(Dataset records on visual material)
# # # # #

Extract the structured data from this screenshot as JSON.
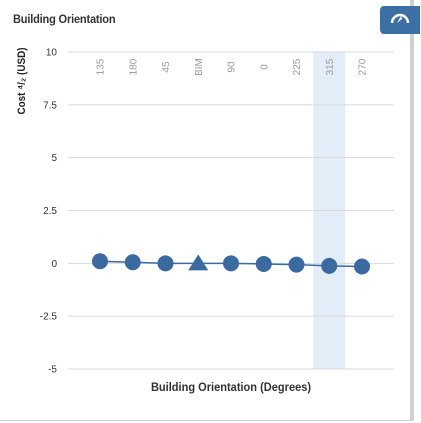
{
  "panel": {
    "title": "Building Orientation"
  },
  "icons": {
    "corner": "compass-icon"
  },
  "chart_data": {
    "type": "line",
    "xlabel": "Building Orientation (Degrees)",
    "ylabel": "Cost ⁴/₂ (USD)",
    "ylim": [
      -5,
      10
    ],
    "yticks": [
      "10",
      "7.5",
      "5",
      "2.5",
      "0",
      "-2.5",
      "-5"
    ],
    "categories": [
      "135",
      "180",
      "45",
      "BIM",
      "90",
      "0",
      "225",
      "315",
      "270"
    ],
    "highlighted_category": "315",
    "series": [
      {
        "values": [
          0.1,
          0.05,
          0.0,
          0.0,
          0.0,
          -0.03,
          -0.06,
          -0.12,
          -0.15
        ],
        "markers": [
          "circle",
          "circle",
          "circle",
          "triangle",
          "circle",
          "circle",
          "circle",
          "circle",
          "circle"
        ]
      }
    ],
    "colors": {
      "series": "#3b6aa0",
      "highlight": "#e3edf8",
      "grid": "#d9d9d9"
    },
    "grid": true,
    "legend": "none"
  }
}
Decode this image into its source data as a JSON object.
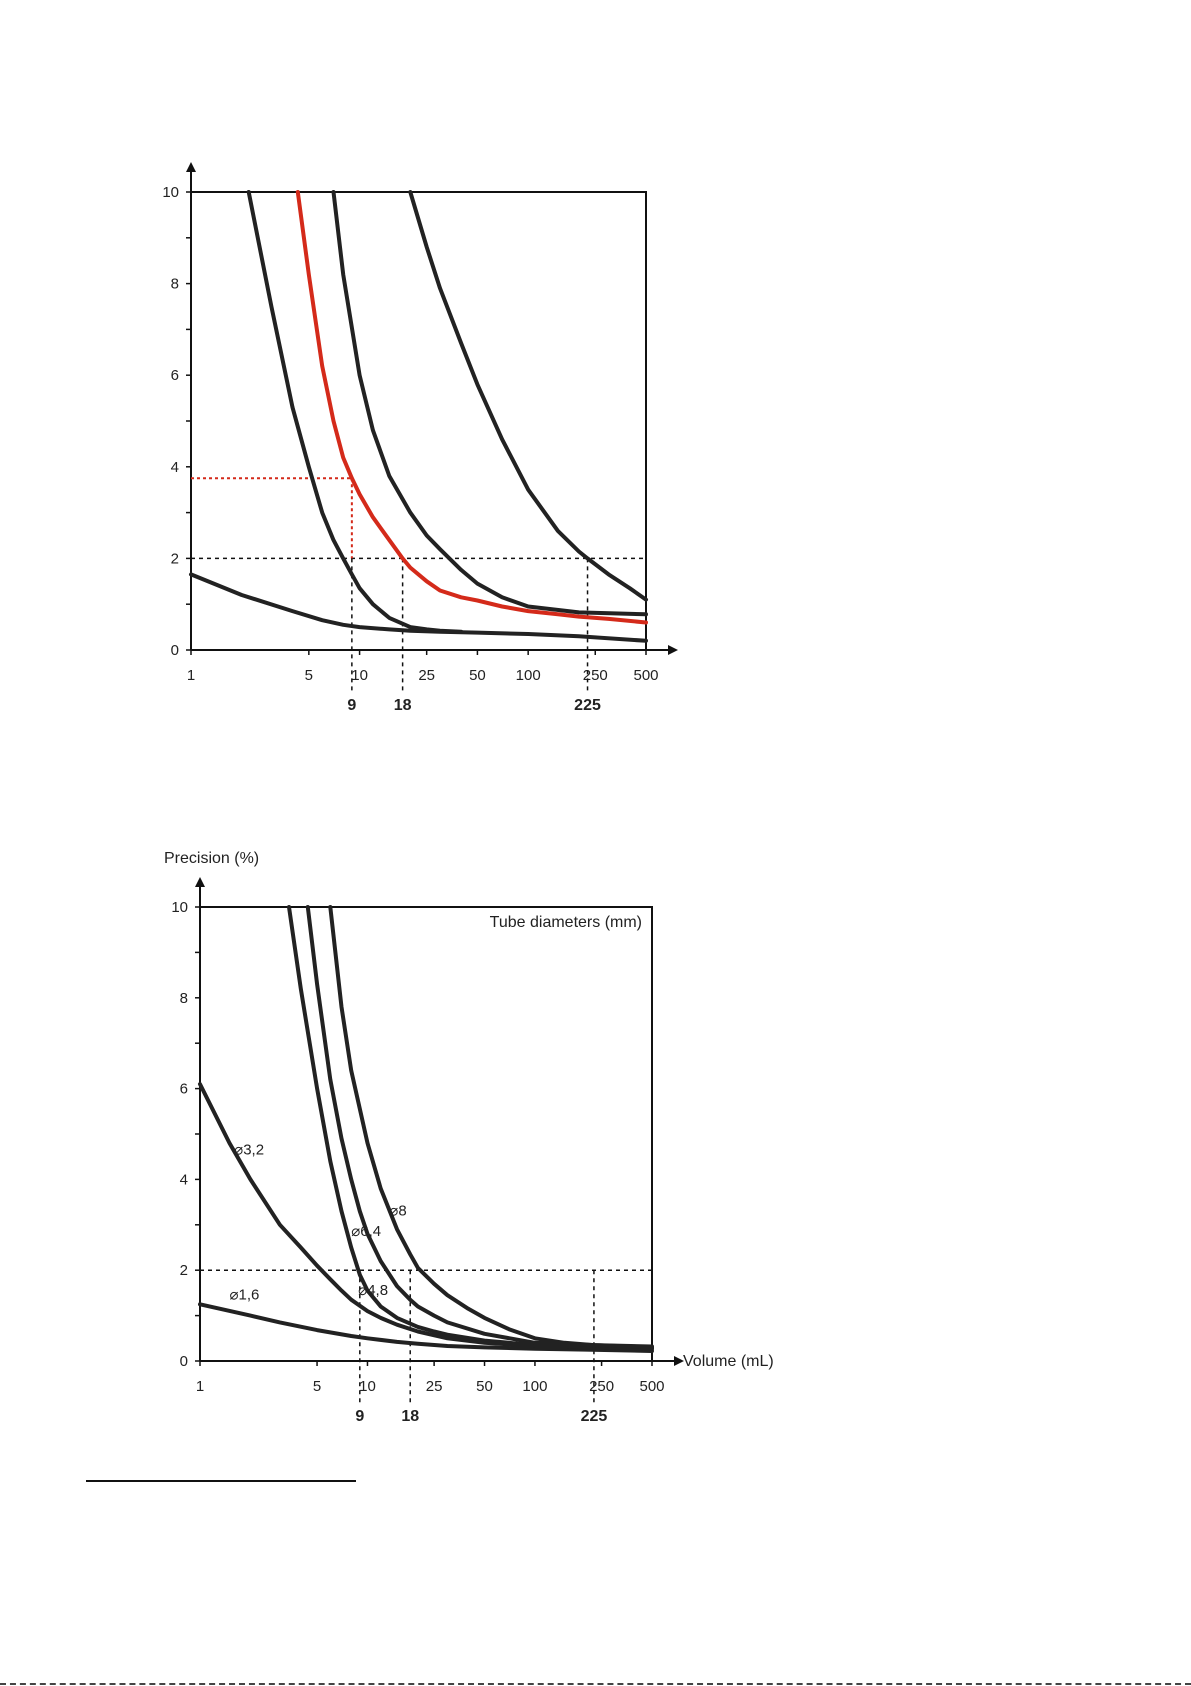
{
  "chart_data": [
    {
      "type": "line",
      "title": "",
      "xlabel": "",
      "ylabel": "",
      "x_scale": "log",
      "xlim": [
        1,
        500
      ],
      "ylim": [
        0,
        10
      ],
      "x_ticks": [
        1,
        5,
        10,
        25,
        50,
        100,
        250,
        500
      ],
      "x_tick_labels": [
        "1",
        "5",
        "10",
        "25",
        "50",
        "100",
        "250",
        "500"
      ],
      "y_ticks": [
        0,
        2,
        4,
        6,
        8,
        10
      ],
      "y_tick_labels": [
        "0",
        "2",
        "4",
        "6",
        "8",
        "10"
      ],
      "marked_x": [
        9,
        18,
        225
      ],
      "marked_x_labels": [
        "9",
        "18",
        "225"
      ],
      "reference_y": 2,
      "highlight": {
        "x": 9,
        "y": 3.75,
        "color": "#d42a1a"
      },
      "grid": false,
      "series": [
        {
          "color": "#222222",
          "x": [
            1,
            2,
            4,
            6,
            8,
            10,
            15,
            20,
            30,
            50,
            100,
            200,
            500
          ],
          "y": [
            1.65,
            1.2,
            0.85,
            0.65,
            0.55,
            0.5,
            0.45,
            0.42,
            0.4,
            0.38,
            0.35,
            0.3,
            0.2
          ]
        },
        {
          "color": "#222222",
          "x": [
            2.2,
            3,
            4,
            5,
            6,
            7,
            8,
            9,
            10,
            12,
            15,
            20,
            25,
            30,
            40
          ],
          "y": [
            10,
            7.5,
            5.3,
            4.0,
            3.0,
            2.4,
            2.0,
            1.65,
            1.35,
            1.0,
            0.7,
            0.5,
            0.45,
            0.42,
            0.4
          ]
        },
        {
          "color": "#d42a1a",
          "x": [
            4.3,
            5,
            6,
            7,
            8,
            9,
            10,
            12,
            15,
            18,
            20,
            25,
            30,
            40,
            50,
            70,
            100,
            150,
            200,
            300,
            500
          ],
          "y": [
            10,
            8.2,
            6.2,
            5.0,
            4.2,
            3.75,
            3.4,
            2.9,
            2.4,
            2.0,
            1.8,
            1.5,
            1.3,
            1.15,
            1.08,
            0.95,
            0.85,
            0.78,
            0.73,
            0.68,
            0.6
          ]
        },
        {
          "color": "#222222",
          "x": [
            7,
            8,
            10,
            12,
            15,
            20,
            25,
            30,
            40,
            50,
            70,
            100,
            200,
            500
          ],
          "y": [
            10,
            8.2,
            6.0,
            4.8,
            3.8,
            3.0,
            2.5,
            2.2,
            1.75,
            1.45,
            1.15,
            0.95,
            0.82,
            0.78
          ]
        },
        {
          "color": "#222222",
          "x": [
            20,
            25,
            30,
            40,
            50,
            70,
            100,
            150,
            200,
            225,
            300,
            400,
            500
          ],
          "y": [
            10,
            8.8,
            7.9,
            6.7,
            5.8,
            4.6,
            3.5,
            2.6,
            2.15,
            2.0,
            1.65,
            1.35,
            1.1
          ]
        }
      ]
    },
    {
      "type": "line",
      "title": "",
      "xlabel": "Volume (mL)",
      "ylabel": "Precision (%)",
      "legend_title": "Tube diameters (mm)",
      "legend_position": "top-right",
      "x_scale": "log",
      "xlim": [
        1,
        500
      ],
      "ylim": [
        0,
        10
      ],
      "x_ticks": [
        1,
        5,
        10,
        25,
        50,
        100,
        250,
        500
      ],
      "x_tick_labels": [
        "1",
        "5",
        "10",
        "25",
        "50",
        "100",
        "250",
        "500"
      ],
      "y_ticks": [
        0,
        2,
        4,
        6,
        8,
        10
      ],
      "y_tick_labels": [
        "0",
        "2",
        "4",
        "6",
        "8",
        "10"
      ],
      "marked_x": [
        9,
        18,
        225
      ],
      "marked_x_labels": [
        "9",
        "18",
        "225"
      ],
      "reference_y": 2,
      "grid": false,
      "series": [
        {
          "name": "⌀1,6",
          "color": "#222222",
          "x": [
            1,
            2,
            3,
            5,
            8,
            10,
            15,
            20,
            30,
            50,
            100,
            200,
            500
          ],
          "y": [
            1.25,
            1.0,
            0.85,
            0.68,
            0.55,
            0.5,
            0.42,
            0.38,
            0.33,
            0.3,
            0.27,
            0.25,
            0.22
          ]
        },
        {
          "name": "⌀3,2",
          "color": "#222222",
          "x": [
            1,
            1.5,
            2,
            3,
            4,
            5,
            6,
            7,
            8,
            10,
            12,
            15,
            20,
            30,
            50,
            100,
            500
          ],
          "y": [
            6.1,
            4.8,
            4.0,
            3.0,
            2.5,
            2.1,
            1.8,
            1.55,
            1.35,
            1.1,
            0.95,
            0.8,
            0.65,
            0.5,
            0.4,
            0.33,
            0.27
          ]
        },
        {
          "name": "⌀4,8",
          "color": "#222222",
          "x": [
            3.4,
            4,
            5,
            6,
            7,
            8,
            9,
            10,
            12,
            15,
            20,
            25,
            30,
            50,
            100,
            500
          ],
          "y": [
            10,
            8.2,
            6.0,
            4.4,
            3.3,
            2.5,
            1.9,
            1.55,
            1.2,
            0.95,
            0.75,
            0.65,
            0.58,
            0.45,
            0.35,
            0.28
          ]
        },
        {
          "name": "⌀6,4",
          "color": "#222222",
          "x": [
            4.4,
            5,
            6,
            7,
            8,
            9,
            10,
            12,
            15,
            18,
            20,
            25,
            30,
            50,
            100,
            500
          ],
          "y": [
            10,
            8.3,
            6.2,
            4.9,
            4.0,
            3.3,
            2.8,
            2.2,
            1.65,
            1.35,
            1.2,
            1.0,
            0.85,
            0.6,
            0.4,
            0.3
          ]
        },
        {
          "name": "⌀8",
          "color": "#222222",
          "x": [
            6,
            7,
            8,
            10,
            12,
            15,
            18,
            20,
            25,
            30,
            40,
            50,
            70,
            100,
            150,
            225,
            500
          ],
          "y": [
            10,
            7.8,
            6.4,
            4.8,
            3.8,
            2.9,
            2.35,
            2.05,
            1.7,
            1.45,
            1.15,
            0.95,
            0.7,
            0.5,
            0.4,
            0.35,
            0.32
          ]
        }
      ]
    }
  ]
}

# # # # #

## Given exercise
Output the entries above exactly, without their pictures.

## Full solution
Extract the structured data from this screenshot as JSON.
{
  "panel": {
    "title": "Building Orientation"
  },
  "icons": {
    "corner": "compass-icon"
  },
  "chart_data": {
    "type": "line",
    "xlabel": "Building Orientation (Degrees)",
    "ylabel": "Cost ⁴/₂ (USD)",
    "ylim": [
      -5,
      10
    ],
    "yticks": [
      "10",
      "7.5",
      "5",
      "2.5",
      "0",
      "-2.5",
      "-5"
    ],
    "categories": [
      "135",
      "180",
      "45",
      "BIM",
      "90",
      "0",
      "225",
      "315",
      "270"
    ],
    "highlighted_category": "315",
    "series": [
      {
        "values": [
          0.1,
          0.05,
          0.0,
          0.0,
          0.0,
          -0.03,
          -0.06,
          -0.12,
          -0.15
        ],
        "markers": [
          "circle",
          "circle",
          "circle",
          "triangle",
          "circle",
          "circle",
          "circle",
          "circle",
          "circle"
        ]
      }
    ],
    "colors": {
      "series": "#3b6aa0",
      "highlight": "#e3edf8",
      "grid": "#d9d9d9"
    },
    "grid": true,
    "legend": "none"
  }
}
Decode this image into its source data as a JSON object.
{
  "chart_data": [
    {
      "type": "line",
      "title": "",
      "xlabel": "",
      "ylabel": "",
      "x_scale": "log",
      "xlim": [
        1,
        500
      ],
      "ylim": [
        0,
        10
      ],
      "x_ticks": [
        1,
        5,
        10,
        25,
        50,
        100,
        250,
        500
      ],
      "x_tick_labels": [
        "1",
        "5",
        "10",
        "25",
        "50",
        "100",
        "250",
        "500"
      ],
      "y_ticks": [
        0,
        2,
        4,
        6,
        8,
        10
      ],
      "y_tick_labels": [
        "0",
        "2",
        "4",
        "6",
        "8",
        "10"
      ],
      "marked_x": [
        9,
        18,
        225
      ],
      "marked_x_labels": [
        "9",
        "18",
        "225"
      ],
      "reference_y": 2,
      "highlight": {
        "x": 9,
        "y": 3.75,
        "color": "#d42a1a"
      },
      "grid": false,
      "series": [
        {
          "color": "#222222",
          "x": [
            1,
            2,
            4,
            6,
            8,
            10,
            15,
            20,
            30,
            50,
            100,
            200,
            500
          ],
          "y": [
            1.65,
            1.2,
            0.85,
            0.65,
            0.55,
            0.5,
            0.45,
            0.42,
            0.4,
            0.38,
            0.35,
            0.3,
            0.2
          ]
        },
        {
          "color": "#222222",
          "x": [
            2.2,
            3,
            4,
            5,
            6,
            7,
            8,
            9,
            10,
            12,
            15,
            20,
            25,
            30,
            40
          ],
          "y": [
            10,
            7.5,
            5.3,
            4.0,
            3.0,
            2.4,
            2.0,
            1.65,
            1.35,
            1.0,
            0.7,
            0.5,
            0.45,
            0.42,
            0.4
          ]
        },
        {
          "color": "#d42a1a",
          "x": [
            4.3,
            5,
            6,
            7,
            8,
            9,
            10,
            12,
            15,
            18,
            20,
            25,
            30,
            40,
            50,
            70,
            100,
            150,
            200,
            300,
            500
          ],
          "y": [
            10,
            8.2,
            6.2,
            5.0,
            4.2,
            3.75,
            3.4,
            2.9,
            2.4,
            2.0,
            1.8,
            1.5,
            1.3,
            1.15,
            1.08,
            0.95,
            0.85,
            0.78,
            0.73,
            0.68,
            0.6
          ]
        },
        {
          "color": "#222222",
          "x": [
            7,
            8,
            10,
            12,
            15,
            20,
            25,
            30,
            40,
            50,
            70,
            100,
            200,
            500
          ],
          "y": [
            10,
            8.2,
            6.0,
            4.8,
            3.8,
            3.0,
            2.5,
            2.2,
            1.75,
            1.45,
            1.15,
            0.95,
            0.82,
            0.78
          ]
        },
        {
          "color": "#222222",
          "x": [
            20,
            25,
            30,
            40,
            50,
            70,
            100,
            150,
            200,
            225,
            300,
            400,
            500
          ],
          "y": [
            10,
            8.8,
            7.9,
            6.7,
            5.8,
            4.6,
            3.5,
            2.6,
            2.15,
            2.0,
            1.65,
            1.35,
            1.1
          ]
        }
      ]
    },
    {
      "type": "line",
      "title": "",
      "xlabel": "Volume (mL)",
      "ylabel": "Precision (%)",
      "legend_title": "Tube diameters (mm)",
      "legend_position": "top-right",
      "x_scale": "log",
      "xlim": [
        1,
        500
      ],
      "ylim": [
        0,
        10
      ],
      "x_ticks": [
        1,
        5,
        10,
        25,
        50,
        100,
        250,
        500
      ],
      "x_tick_labels": [
        "1",
        "5",
        "10",
        "25",
        "50",
        "100",
        "250",
        "500"
      ],
      "y_ticks": [
        0,
        2,
        4,
        6,
        8,
        10
      ],
      "y_tick_labels": [
        "0",
        "2",
        "4",
        "6",
        "8",
        "10"
      ],
      "marked_x": [
        9,
        18,
        225
      ],
      "marked_x_labels": [
        "9",
        "18",
        "225"
      ],
      "reference_y": 2,
      "grid": false,
      "series": [
        {
          "name": "⌀1,6",
          "color": "#222222",
          "x": [
            1,
            2,
            3,
            5,
            8,
            10,
            15,
            20,
            30,
            50,
            100,
            200,
            500
          ],
          "y": [
            1.25,
            1.0,
            0.85,
            0.68,
            0.55,
            0.5,
            0.42,
            0.38,
            0.33,
            0.3,
            0.27,
            0.25,
            0.22
          ]
        },
        {
          "name": "⌀3,2",
          "color": "#222222",
          "x": [
            1,
            1.5,
            2,
            3,
            4,
            5,
            6,
            7,
            8,
            10,
            12,
            15,
            20,
            30,
            50,
            100,
            500
          ],
          "y": [
            6.1,
            4.8,
            4.0,
            3.0,
            2.5,
            2.1,
            1.8,
            1.55,
            1.35,
            1.1,
            0.95,
            0.8,
            0.65,
            0.5,
            0.4,
            0.33,
            0.27
          ]
        },
        {
          "name": "⌀4,8",
          "color": "#222222",
          "x": [
            3.4,
            4,
            5,
            6,
            7,
            8,
            9,
            10,
            12,
            15,
            20,
            25,
            30,
            50,
            100,
            500
          ],
          "y": [
            10,
            8.2,
            6.0,
            4.4,
            3.3,
            2.5,
            1.9,
            1.55,
            1.2,
            0.95,
            0.75,
            0.65,
            0.58,
            0.45,
            0.35,
            0.28
          ]
        },
        {
          "name": "⌀6,4",
          "color": "#222222",
          "x": [
            4.4,
            5,
            6,
            7,
            8,
            9,
            10,
            12,
            15,
            18,
            20,
            25,
            30,
            50,
            100,
            500
          ],
          "y": [
            10,
            8.3,
            6.2,
            4.9,
            4.0,
            3.3,
            2.8,
            2.2,
            1.65,
            1.35,
            1.2,
            1.0,
            0.85,
            0.6,
            0.4,
            0.3
          ]
        },
        {
          "name": "⌀8",
          "color": "#222222",
          "x": [
            6,
            7,
            8,
            10,
            12,
            15,
            18,
            20,
            25,
            30,
            40,
            50,
            70,
            100,
            150,
            225,
            500
          ],
          "y": [
            10,
            7.8,
            6.4,
            4.8,
            3.8,
            2.9,
            2.35,
            2.05,
            1.7,
            1.45,
            1.15,
            0.95,
            0.7,
            0.5,
            0.4,
            0.35,
            0.32
          ]
        }
      ]
    }
  ]
}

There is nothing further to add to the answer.